Assigned task:
Output the entries verbatim, including every line.
Input below:
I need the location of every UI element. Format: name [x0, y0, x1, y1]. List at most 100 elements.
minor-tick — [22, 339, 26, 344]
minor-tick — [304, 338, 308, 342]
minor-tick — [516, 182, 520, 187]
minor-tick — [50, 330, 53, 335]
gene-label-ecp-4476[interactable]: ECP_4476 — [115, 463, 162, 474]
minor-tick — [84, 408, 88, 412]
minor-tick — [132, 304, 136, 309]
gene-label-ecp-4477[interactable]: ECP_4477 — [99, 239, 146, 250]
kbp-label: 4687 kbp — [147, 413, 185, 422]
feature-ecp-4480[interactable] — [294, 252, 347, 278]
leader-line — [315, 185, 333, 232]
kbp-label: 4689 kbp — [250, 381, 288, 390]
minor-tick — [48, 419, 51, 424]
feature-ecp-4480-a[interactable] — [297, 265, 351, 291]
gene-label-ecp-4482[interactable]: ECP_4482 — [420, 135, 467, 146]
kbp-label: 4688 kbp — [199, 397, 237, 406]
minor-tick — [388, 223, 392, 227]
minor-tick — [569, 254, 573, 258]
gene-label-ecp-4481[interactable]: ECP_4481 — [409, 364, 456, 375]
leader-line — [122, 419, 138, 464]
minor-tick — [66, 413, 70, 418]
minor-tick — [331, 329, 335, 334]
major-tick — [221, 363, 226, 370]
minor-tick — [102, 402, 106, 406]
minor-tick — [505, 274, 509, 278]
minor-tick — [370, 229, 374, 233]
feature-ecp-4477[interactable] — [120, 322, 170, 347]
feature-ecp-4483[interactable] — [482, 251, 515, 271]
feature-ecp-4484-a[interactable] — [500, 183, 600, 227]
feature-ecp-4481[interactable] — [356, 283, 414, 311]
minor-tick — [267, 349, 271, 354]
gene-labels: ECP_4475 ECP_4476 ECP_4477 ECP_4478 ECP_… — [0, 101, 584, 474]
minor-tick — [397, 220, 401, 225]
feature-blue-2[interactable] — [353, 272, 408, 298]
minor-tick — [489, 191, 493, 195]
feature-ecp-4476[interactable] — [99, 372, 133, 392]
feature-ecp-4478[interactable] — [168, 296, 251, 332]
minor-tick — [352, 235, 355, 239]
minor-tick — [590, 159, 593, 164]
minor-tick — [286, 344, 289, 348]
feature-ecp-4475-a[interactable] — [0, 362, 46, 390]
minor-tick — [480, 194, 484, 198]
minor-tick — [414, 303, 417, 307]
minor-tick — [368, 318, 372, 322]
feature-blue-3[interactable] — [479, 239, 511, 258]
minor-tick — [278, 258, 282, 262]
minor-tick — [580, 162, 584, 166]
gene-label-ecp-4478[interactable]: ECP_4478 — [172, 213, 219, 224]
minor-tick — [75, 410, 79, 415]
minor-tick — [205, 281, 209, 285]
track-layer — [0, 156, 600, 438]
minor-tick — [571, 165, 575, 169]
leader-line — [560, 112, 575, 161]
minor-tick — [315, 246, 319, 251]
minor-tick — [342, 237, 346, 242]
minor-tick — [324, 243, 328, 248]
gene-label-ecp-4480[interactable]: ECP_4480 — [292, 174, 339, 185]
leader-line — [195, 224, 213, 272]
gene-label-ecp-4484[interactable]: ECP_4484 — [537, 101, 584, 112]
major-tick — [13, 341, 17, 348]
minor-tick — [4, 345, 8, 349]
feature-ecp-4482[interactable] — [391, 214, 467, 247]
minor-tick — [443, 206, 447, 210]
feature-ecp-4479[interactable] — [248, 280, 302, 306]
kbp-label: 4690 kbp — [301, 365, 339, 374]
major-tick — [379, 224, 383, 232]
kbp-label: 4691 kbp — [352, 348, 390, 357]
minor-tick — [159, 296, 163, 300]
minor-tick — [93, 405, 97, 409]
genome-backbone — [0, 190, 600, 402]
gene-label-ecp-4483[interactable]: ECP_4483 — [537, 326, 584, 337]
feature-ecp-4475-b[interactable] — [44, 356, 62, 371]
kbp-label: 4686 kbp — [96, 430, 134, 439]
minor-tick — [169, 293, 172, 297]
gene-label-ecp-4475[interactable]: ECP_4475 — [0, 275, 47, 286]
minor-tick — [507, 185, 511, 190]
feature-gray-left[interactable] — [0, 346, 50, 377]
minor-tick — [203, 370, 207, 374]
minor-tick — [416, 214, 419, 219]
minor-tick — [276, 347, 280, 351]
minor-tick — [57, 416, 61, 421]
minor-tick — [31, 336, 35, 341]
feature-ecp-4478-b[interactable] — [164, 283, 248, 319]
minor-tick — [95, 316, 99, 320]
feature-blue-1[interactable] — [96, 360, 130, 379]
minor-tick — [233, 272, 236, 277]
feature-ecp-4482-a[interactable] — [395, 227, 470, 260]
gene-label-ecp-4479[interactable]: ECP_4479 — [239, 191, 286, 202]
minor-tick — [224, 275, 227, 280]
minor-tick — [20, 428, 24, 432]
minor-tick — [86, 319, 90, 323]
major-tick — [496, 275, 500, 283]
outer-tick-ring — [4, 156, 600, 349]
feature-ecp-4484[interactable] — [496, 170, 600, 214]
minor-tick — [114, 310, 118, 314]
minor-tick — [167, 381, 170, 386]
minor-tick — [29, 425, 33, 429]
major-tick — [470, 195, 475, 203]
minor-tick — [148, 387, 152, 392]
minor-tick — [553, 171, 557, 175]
End of Input.
Exercise result:
I need the location of every UI element. Format: name [x0, y0, x1, y1]. List at most 100 elements.
minor-tick — [22, 339, 26, 344]
minor-tick — [304, 338, 308, 342]
minor-tick — [516, 182, 520, 187]
minor-tick — [50, 330, 53, 335]
gene-label-ecp-4476[interactable]: ECP_4476 — [115, 463, 162, 474]
minor-tick — [84, 408, 88, 412]
minor-tick — [132, 304, 136, 309]
gene-label-ecp-4477[interactable]: ECP_4477 — [99, 239, 146, 250]
kbp-label: 4687 kbp — [147, 413, 185, 422]
feature-ecp-4480[interactable] — [294, 252, 347, 278]
leader-line — [315, 185, 333, 232]
kbp-label: 4689 kbp — [250, 381, 288, 390]
minor-tick — [48, 419, 51, 424]
feature-ecp-4480-a[interactable] — [297, 265, 351, 291]
gene-label-ecp-4482[interactable]: ECP_4482 — [420, 135, 467, 146]
kbp-label: 4688 kbp — [199, 397, 237, 406]
minor-tick — [388, 223, 392, 227]
minor-tick — [569, 254, 573, 258]
gene-label-ecp-4481[interactable]: ECP_4481 — [409, 364, 456, 375]
leader-line — [122, 419, 138, 464]
minor-tick — [66, 413, 70, 418]
minor-tick — [331, 329, 335, 334]
major-tick — [221, 363, 226, 370]
minor-tick — [102, 402, 106, 406]
minor-tick — [505, 274, 509, 278]
minor-tick — [370, 229, 374, 233]
feature-ecp-4477[interactable] — [120, 322, 170, 347]
feature-ecp-4483[interactable] — [482, 251, 515, 271]
feature-ecp-4484-a[interactable] — [500, 183, 600, 227]
feature-ecp-4481[interactable] — [356, 283, 414, 311]
minor-tick — [267, 349, 271, 354]
gene-labels: ECP_4475 ECP_4476 ECP_4477 ECP_4478 ECP_… — [0, 101, 584, 474]
minor-tick — [397, 220, 401, 225]
feature-blue-2[interactable] — [353, 272, 408, 298]
minor-tick — [489, 191, 493, 195]
feature-ecp-4476[interactable] — [99, 372, 133, 392]
feature-ecp-4478[interactable] — [168, 296, 251, 332]
minor-tick — [352, 235, 355, 239]
minor-tick — [590, 159, 593, 164]
minor-tick — [286, 344, 289, 348]
feature-ecp-4475-a[interactable] — [0, 362, 46, 390]
minor-tick — [480, 194, 484, 198]
minor-tick — [414, 303, 417, 307]
minor-tick — [368, 318, 372, 322]
feature-blue-3[interactable] — [479, 239, 511, 258]
minor-tick — [278, 258, 282, 262]
minor-tick — [580, 162, 584, 166]
gene-label-ecp-4478[interactable]: ECP_4478 — [172, 213, 219, 224]
minor-tick — [75, 410, 79, 415]
minor-tick — [205, 281, 209, 285]
track-layer — [0, 156, 600, 438]
minor-tick — [571, 165, 575, 169]
leader-line — [560, 112, 575, 161]
minor-tick — [315, 246, 319, 251]
minor-tick — [342, 237, 346, 242]
minor-tick — [324, 243, 328, 248]
gene-label-ecp-4480[interactable]: ECP_4480 — [292, 174, 339, 185]
leader-line — [195, 224, 213, 272]
gene-label-ecp-4484[interactable]: ECP_4484 — [537, 101, 584, 112]
major-tick — [13, 341, 17, 348]
minor-tick — [4, 345, 8, 349]
feature-ecp-4482[interactable] — [391, 214, 467, 247]
minor-tick — [443, 206, 447, 210]
feature-ecp-4479[interactable] — [248, 280, 302, 306]
kbp-label: 4690 kbp — [301, 365, 339, 374]
major-tick — [379, 224, 383, 232]
kbp-label: 4691 kbp — [352, 348, 390, 357]
minor-tick — [159, 296, 163, 300]
minor-tick — [93, 405, 97, 409]
genome-backbone — [0, 190, 600, 402]
gene-label-ecp-4483[interactable]: ECP_4483 — [537, 326, 584, 337]
feature-ecp-4475-b[interactable] — [44, 356, 62, 371]
kbp-label: 4686 kbp — [96, 430, 134, 439]
minor-tick — [169, 293, 172, 297]
gene-label-ecp-4475[interactable]: ECP_4475 — [0, 275, 47, 286]
minor-tick — [507, 185, 511, 190]
feature-gray-left[interactable] — [0, 346, 50, 377]
minor-tick — [203, 370, 207, 374]
minor-tick — [416, 214, 419, 219]
minor-tick — [276, 347, 280, 351]
minor-tick — [57, 416, 61, 421]
minor-tick — [31, 336, 35, 341]
feature-ecp-4478-b[interactable] — [164, 283, 248, 319]
minor-tick — [95, 316, 99, 320]
feature-blue-1[interactable] — [96, 360, 130, 379]
minor-tick — [233, 272, 236, 277]
feature-ecp-4482-a[interactable] — [395, 227, 470, 260]
gene-label-ecp-4479[interactable]: ECP_4479 — [239, 191, 286, 202]
minor-tick — [224, 275, 227, 280]
minor-tick — [20, 428, 24, 432]
minor-tick — [86, 319, 90, 323]
major-tick — [496, 275, 500, 283]
outer-tick-ring — [4, 156, 600, 349]
feature-ecp-4484[interactable] — [496, 170, 600, 214]
minor-tick — [114, 310, 118, 314]
minor-tick — [167, 381, 170, 386]
minor-tick — [29, 425, 33, 429]
major-tick — [470, 195, 475, 203]
minor-tick — [148, 387, 152, 392]
minor-tick — [553, 171, 557, 175]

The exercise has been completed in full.